▶ Your objective:
Retype each line of the material exactly, please, skipping any picture in it.

─── Task input

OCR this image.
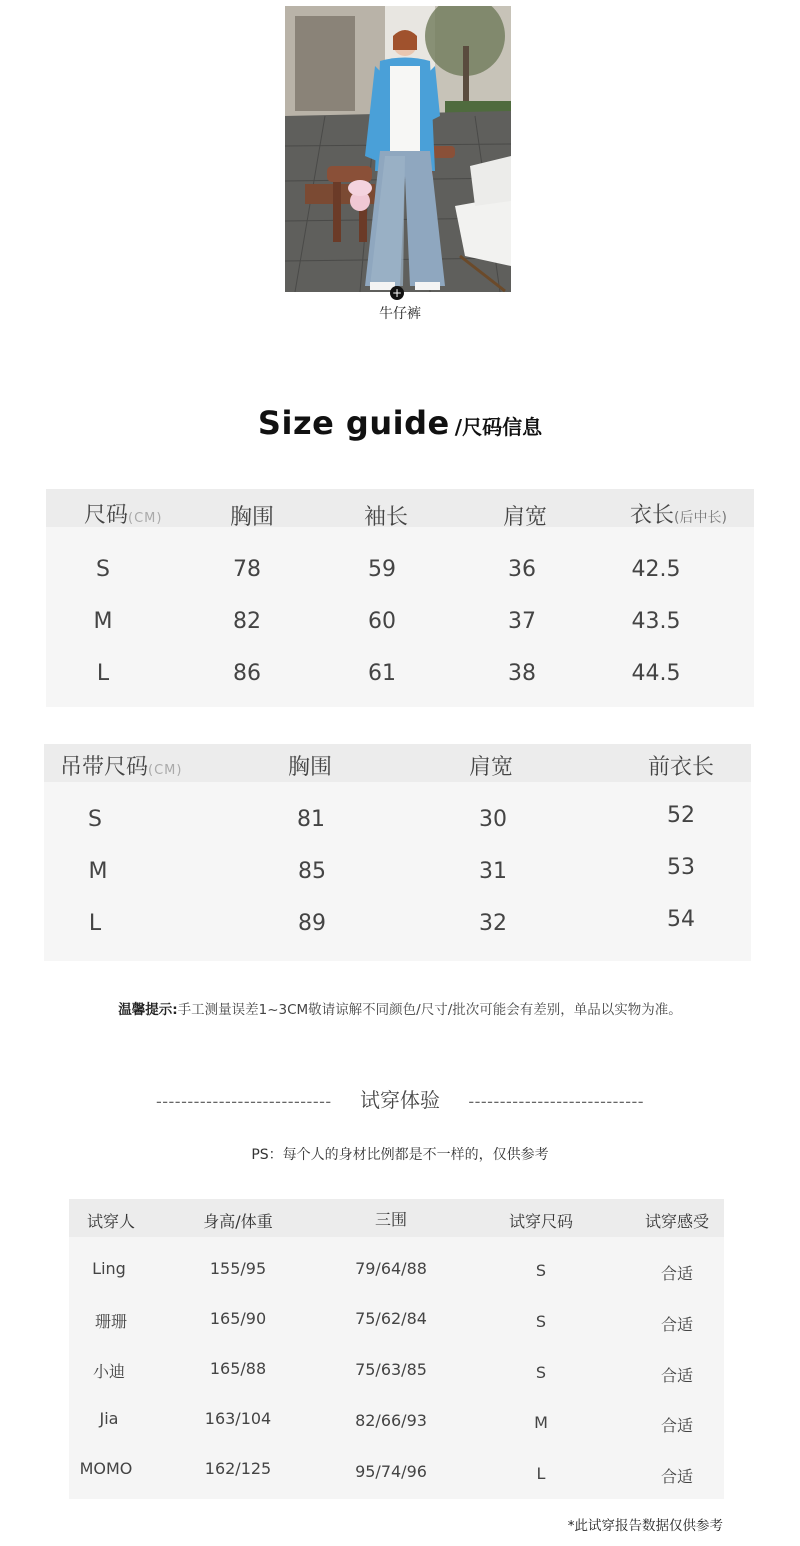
+
牛仔裤
Size guide /尺码信息
尺码(CM)	胸围	袖长	肩宽	衣长(后中长)
S	78	59	36	42.5
M	82	60	37	43.5
L	86	61	38	44.5
吊带尺码(CM)	胸围	肩宽	前衣长
S	81	30	52
M	85	31	53
L	89	32	54
温馨提示:手工测量误差1~3CM敬请谅解不同颜色/尺寸/批次可能会有差别，单品以实物为准。
---------------------------- 试穿体验 ----------------------------
PS：每个人的身材比例都是不一样的，仅供参考
试穿人	身高/体重	三围	试穿尺码	试穿感受
Ling	155/95	79/64/88	S	合适
珊珊	165/90	75/62/84	S	合适
小迪	165/88	75/63/85	S	合适
Jia	163/104	82/66/93	M	合适
MOMO	162/125	95/74/96	L	合适
*此试穿报告数据仅供参考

──────

▶ Result for this exercise:
OCR this image.
+
牛仔裤
Size guide /尺码信息
尺码(CM)	胸围	袖长	肩宽	衣长(后中长)
S	78	59	36	42.5
M	82	60	37	43.5
L	86	61	38	44.5
吊带尺码(CM)	胸围	肩宽	前衣长
S	81	30	52
M	85	31	53
L	89	32	54
温馨提示:手工测量误差1~3CM敬请谅解不同颜色/尺寸/批次可能会有差别，单品以实物为准。
---------------------------- 试穿体验 ----------------------------
PS：每个人的身材比例都是不一样的，仅供参考
试穿人	身高/体重	三围	试穿尺码	试穿感受
Ling	155/95	79/64/88	S	合适
珊珊	165/90	75/62/84	S	合适
小迪	165/88	75/63/85	S	合适
Jia	163/104	82/66/93	M	合适
MOMO	162/125	95/74/96	L	合适
*此试穿报告数据仅供参考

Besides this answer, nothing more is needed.